* Exercise aim: Look through the records below, count the lines with the word "from", and reply with only the number.

• • •

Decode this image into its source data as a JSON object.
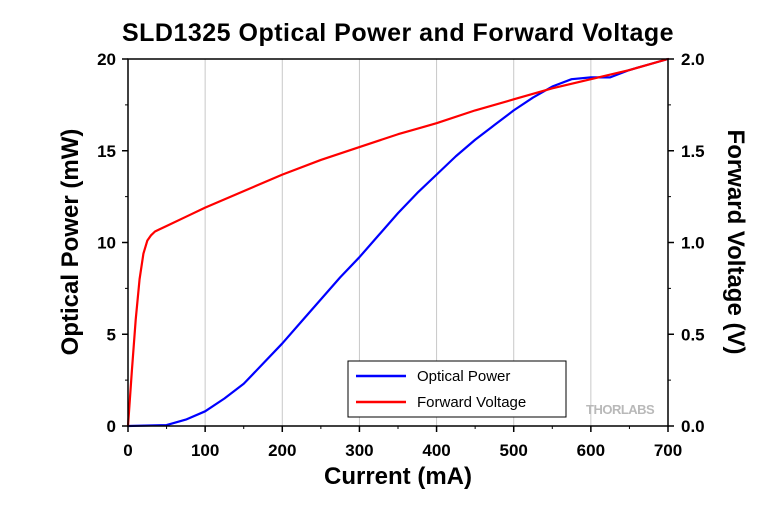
{
  "chart_data": {
    "type": "line",
    "title": "SLD1325 Optical Power and Forward Voltage",
    "xlabel": "Current (mA)",
    "ylabel": "Optical Power (mW)",
    "y2label": "Forward Voltage (V)",
    "xlim": [
      0,
      700
    ],
    "ylim": [
      0,
      20
    ],
    "y2lim": [
      0,
      2.0
    ],
    "xticks": [
      "0",
      "100",
      "200",
      "300",
      "400",
      "500",
      "600",
      "700"
    ],
    "yticks": [
      "0",
      "5",
      "10",
      "15",
      "20"
    ],
    "y2ticks": [
      "0.0",
      "0.5",
      "1.0",
      "1.5",
      "2.0"
    ],
    "grid": "vertical",
    "legend_position": "bottom-right",
    "watermark": "THORLABS",
    "series": [
      {
        "name": "Optical Power",
        "axis": "left",
        "color": "#0000ff",
        "x": [
          0,
          50,
          75,
          100,
          125,
          150,
          175,
          200,
          225,
          250,
          275,
          300,
          325,
          350,
          375,
          400,
          425,
          450,
          475,
          500,
          525,
          550,
          575,
          600,
          625,
          650,
          675,
          700
        ],
        "y": [
          0,
          0.05,
          0.35,
          0.8,
          1.5,
          2.3,
          3.4,
          4.5,
          5.7,
          6.9,
          8.1,
          9.2,
          10.4,
          11.6,
          12.7,
          13.7,
          14.7,
          15.6,
          16.4,
          17.2,
          17.9,
          18.5,
          18.9,
          19.0,
          19.0,
          19.4,
          19.7,
          20.0
        ]
      },
      {
        "name": "Forward Voltage",
        "axis": "right",
        "color": "#ff0000",
        "x": [
          0,
          5,
          10,
          15,
          20,
          25,
          30,
          35,
          40,
          50,
          75,
          100,
          150,
          200,
          250,
          300,
          350,
          400,
          450,
          500,
          550,
          600,
          650,
          700
        ],
        "y": [
          0.0,
          0.3,
          0.58,
          0.8,
          0.94,
          1.01,
          1.04,
          1.06,
          1.07,
          1.09,
          1.14,
          1.19,
          1.28,
          1.37,
          1.45,
          1.52,
          1.59,
          1.65,
          1.72,
          1.78,
          1.84,
          1.89,
          1.94,
          2.0
        ]
      }
    ]
  }
}
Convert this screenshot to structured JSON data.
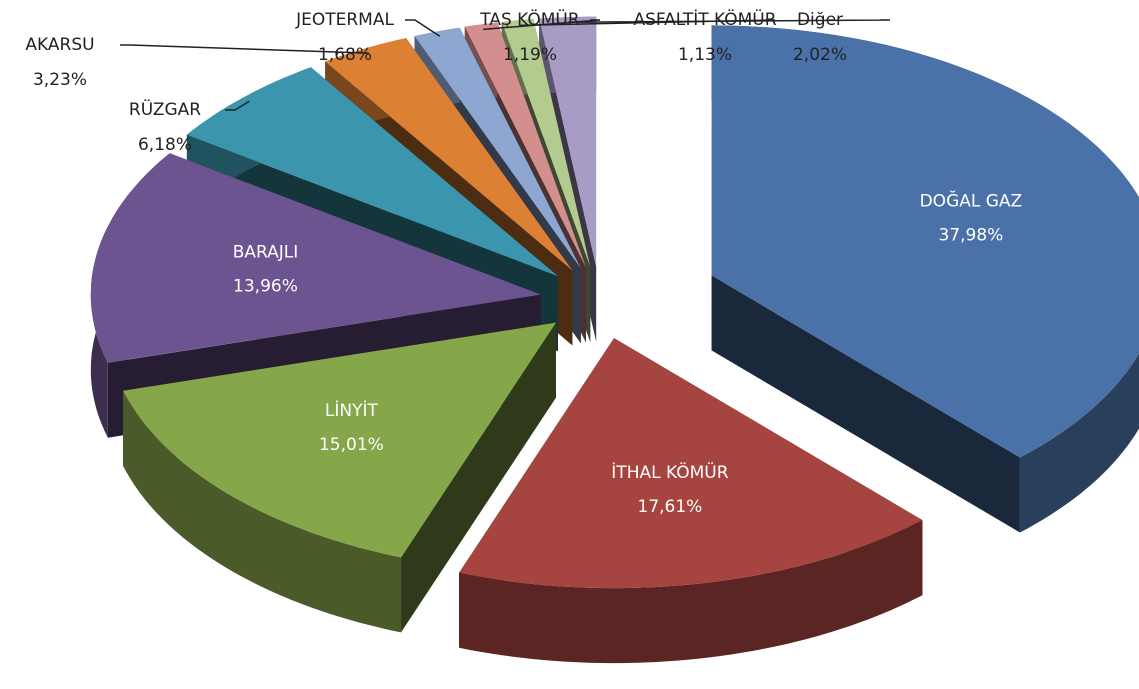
{
  "chart_data": {
    "type": "pie3d",
    "categories": [
      "DOĞAL GAZ",
      "İTHAL KÖMÜR",
      "LİNYİT",
      "BARAJLI",
      "RÜZGAR",
      "AKARSU",
      "JEOTERMAL",
      "TAŞ KÖMÜR",
      "ASFALTİT KÖMÜR",
      "Diğer"
    ],
    "values": [
      37.98,
      17.61,
      15.01,
      13.96,
      6.18,
      3.23,
      1.68,
      1.19,
      1.13,
      2.02
    ],
    "value_labels": [
      "37,98%",
      "17,61%",
      "15,01%",
      "13,96%",
      "6,18%",
      "3,23%",
      "1,68%",
      "1,19%",
      "1,13%",
      "2,02%"
    ],
    "colors": [
      "#4a72a8",
      "#a64440",
      "#86a64a",
      "#6c5490",
      "#3b96ad",
      "#dc8034",
      "#8ea7d2",
      "#d38f8d",
      "#b3cb8e",
      "#a89bc6"
    ]
  }
}
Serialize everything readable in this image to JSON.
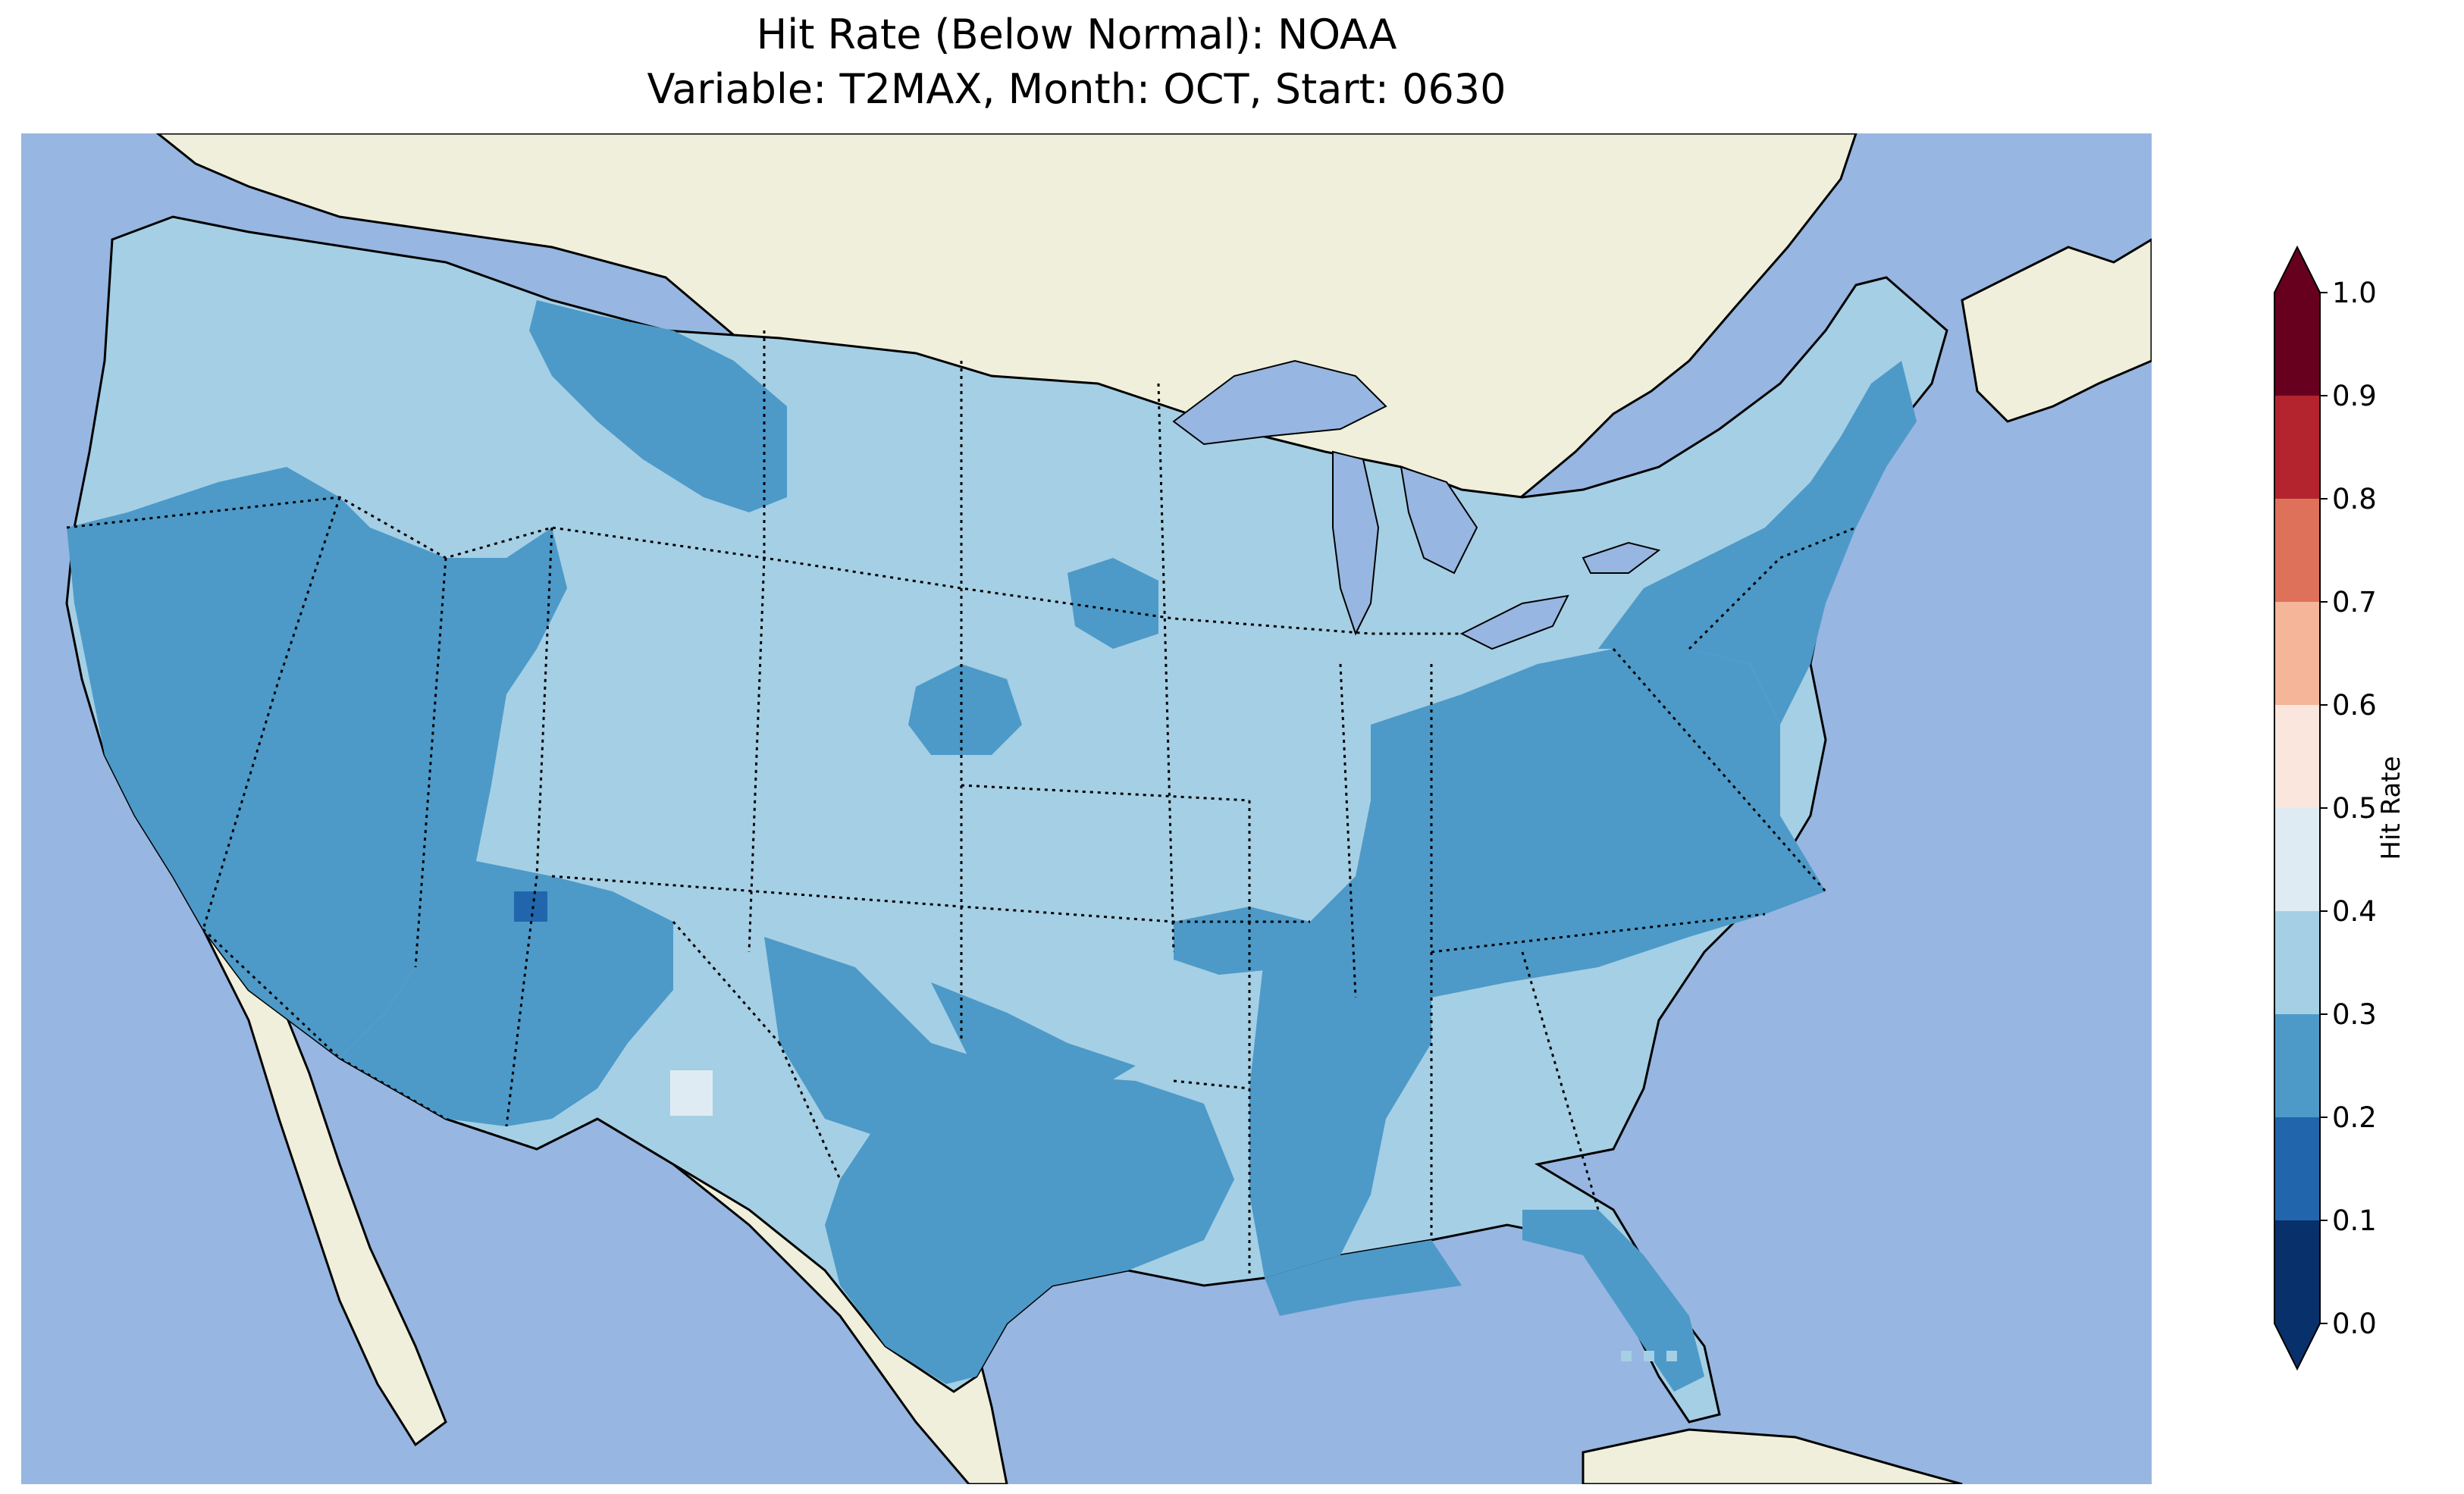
{
  "title": {
    "line1": "Hit Rate (Below Normal): NOAA",
    "line2": "Variable: T2MAX, Month: OCT, Start: 0630"
  },
  "map": {
    "region": "Contiguous United States",
    "land_color": "#efefdb",
    "water_color": "#97b6e1",
    "coastline_color": "#000000",
    "state_border_style": "dotted"
  },
  "colorbar": {
    "label": "Hit Rate",
    "ticks": [
      "0.0",
      "0.1",
      "0.2",
      "0.3",
      "0.4",
      "0.5",
      "0.6",
      "0.7",
      "0.8",
      "0.9",
      "1.0"
    ],
    "bins": [
      {
        "from": 0.0,
        "to": 0.1,
        "color": "#08306b"
      },
      {
        "from": 0.1,
        "to": 0.2,
        "color": "#2166ac"
      },
      {
        "from": 0.2,
        "to": 0.3,
        "color": "#4d9ac9"
      },
      {
        "from": 0.3,
        "to": 0.4,
        "color": "#a5cfe4"
      },
      {
        "from": 0.4,
        "to": 0.5,
        "color": "#dfebf3"
      },
      {
        "from": 0.5,
        "to": 0.6,
        "color": "#fae6dd"
      },
      {
        "from": 0.6,
        "to": 0.7,
        "color": "#f4b598"
      },
      {
        "from": 0.7,
        "to": 0.8,
        "color": "#de715a"
      },
      {
        "from": 0.8,
        "to": 0.9,
        "color": "#b4242f"
      },
      {
        "from": 0.9,
        "to": 1.0,
        "color": "#67001f"
      }
    ],
    "extend": "both",
    "extend_low_color": "#08306b",
    "extend_high_color": "#67001f"
  },
  "field_regions": [
    {
      "name": "conus-base",
      "value_bin": "0.3-0.4"
    },
    {
      "name": "california",
      "value_bin": "0.2-0.3"
    },
    {
      "name": "nevada",
      "value_bin": "0.2-0.3"
    },
    {
      "name": "utah-west",
      "value_bin": "0.2-0.3"
    },
    {
      "name": "arizona",
      "value_bin": "0.2-0.3"
    },
    {
      "name": "new-mexico-west",
      "value_bin": "0.2-0.3"
    },
    {
      "name": "montana-central",
      "value_bin": "0.2-0.3"
    },
    {
      "name": "texas",
      "value_bin": "0.2-0.3"
    },
    {
      "name": "lower-mississippi",
      "value_bin": "0.2-0.3"
    },
    {
      "name": "ohio-valley-appalachia",
      "value_bin": "0.2-0.3"
    },
    {
      "name": "northeast",
      "value_bin": "0.2-0.3"
    },
    {
      "name": "florida-north",
      "value_bin": "0.2-0.3"
    },
    {
      "name": "gulf-coast",
      "value_bin": "0.2-0.3"
    },
    {
      "name": "nebraska-patch",
      "value_bin": "0.2-0.3"
    },
    {
      "name": "south-dakota-patch",
      "value_bin": "0.2-0.3"
    },
    {
      "name": "oklahoma-band",
      "value_bin": "0.2-0.3"
    },
    {
      "name": "missouri-band",
      "value_bin": "0.2-0.3"
    },
    {
      "name": "arizona-nm-spot",
      "value_bin": "0.1-0.2"
    },
    {
      "name": "west-texas-spot",
      "value_bin": "0.4-0.5"
    },
    {
      "name": "keys-spots",
      "value_bin": "0.4-0.5"
    }
  ]
}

• • •

* Task output: 10